EXERCISE DESCRIPTION
Reproduce every record exactly as it appears, but not the pictures.

DATASET RECORDS
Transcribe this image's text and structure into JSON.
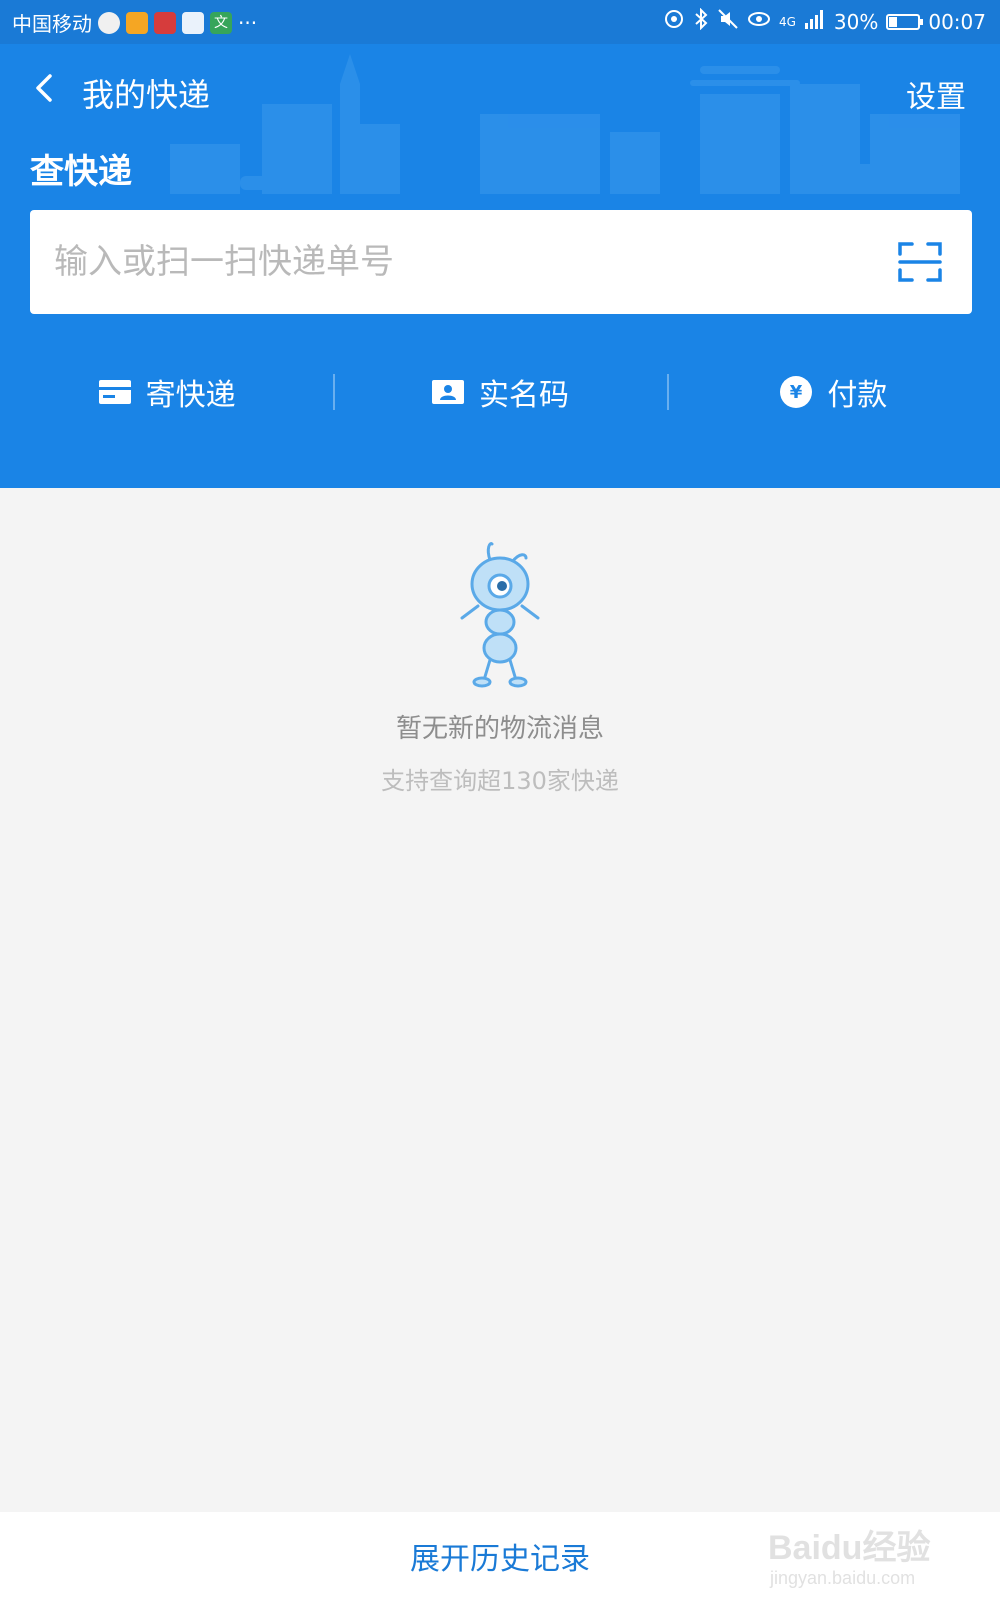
{
  "status_bar": {
    "carrier": "中国移动",
    "app_icons": [
      "weibo-icon",
      "weibo-icon",
      "red-app-icon",
      "video-app-icon",
      "wen-app-icon"
    ],
    "app_wen_label": "文",
    "more": "···",
    "network": "4G",
    "battery_percent": "30%",
    "battery_level": 0.3,
    "time": "00:07"
  },
  "nav": {
    "title": "我的快递",
    "settings_label": "设置"
  },
  "query": {
    "section_title": "查快递",
    "placeholder": "输入或扫一扫快递单号",
    "value": ""
  },
  "actions": [
    {
      "label": "寄快递",
      "icon": "card-icon"
    },
    {
      "label": "实名码",
      "icon": "id-badge-icon"
    },
    {
      "label": "付款",
      "icon": "yuan-coin-icon"
    }
  ],
  "payment_symbol": "¥",
  "empty_state": {
    "title": "暂无新的物流消息",
    "subtitle": "支持查询超130家快递"
  },
  "footer": {
    "expand_label": "展开历史记录"
  },
  "watermark": {
    "logo": "Baidu经验",
    "url": "jingyan.baidu.com"
  },
  "colors": {
    "header_blue": "#1a84e6",
    "statusbar_blue": "#1a7ad6",
    "link_blue": "#1a7ad6",
    "background": "#f4f4f4"
  }
}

WRITTEN ANSWER
Transcribe this image's text and structure into JSON.
{
  "status_bar": {
    "carrier": "中国移动",
    "app_icons": [
      "weibo-icon",
      "weibo-icon",
      "red-app-icon",
      "video-app-icon",
      "wen-app-icon"
    ],
    "app_wen_label": "文",
    "more": "···",
    "network": "4G",
    "battery_percent": "30%",
    "battery_level": 0.3,
    "time": "00:07"
  },
  "nav": {
    "title": "我的快递",
    "settings_label": "设置"
  },
  "query": {
    "section_title": "查快递",
    "placeholder": "输入或扫一扫快递单号",
    "value": ""
  },
  "actions": [
    {
      "label": "寄快递",
      "icon": "card-icon"
    },
    {
      "label": "实名码",
      "icon": "id-badge-icon"
    },
    {
      "label": "付款",
      "icon": "yuan-coin-icon"
    }
  ],
  "payment_symbol": "¥",
  "empty_state": {
    "title": "暂无新的物流消息",
    "subtitle": "支持查询超130家快递"
  },
  "footer": {
    "expand_label": "展开历史记录"
  },
  "watermark": {
    "logo": "Baidu经验",
    "url": "jingyan.baidu.com"
  },
  "colors": {
    "header_blue": "#1a84e6",
    "statusbar_blue": "#1a7ad6",
    "link_blue": "#1a7ad6",
    "background": "#f4f4f4"
  }
}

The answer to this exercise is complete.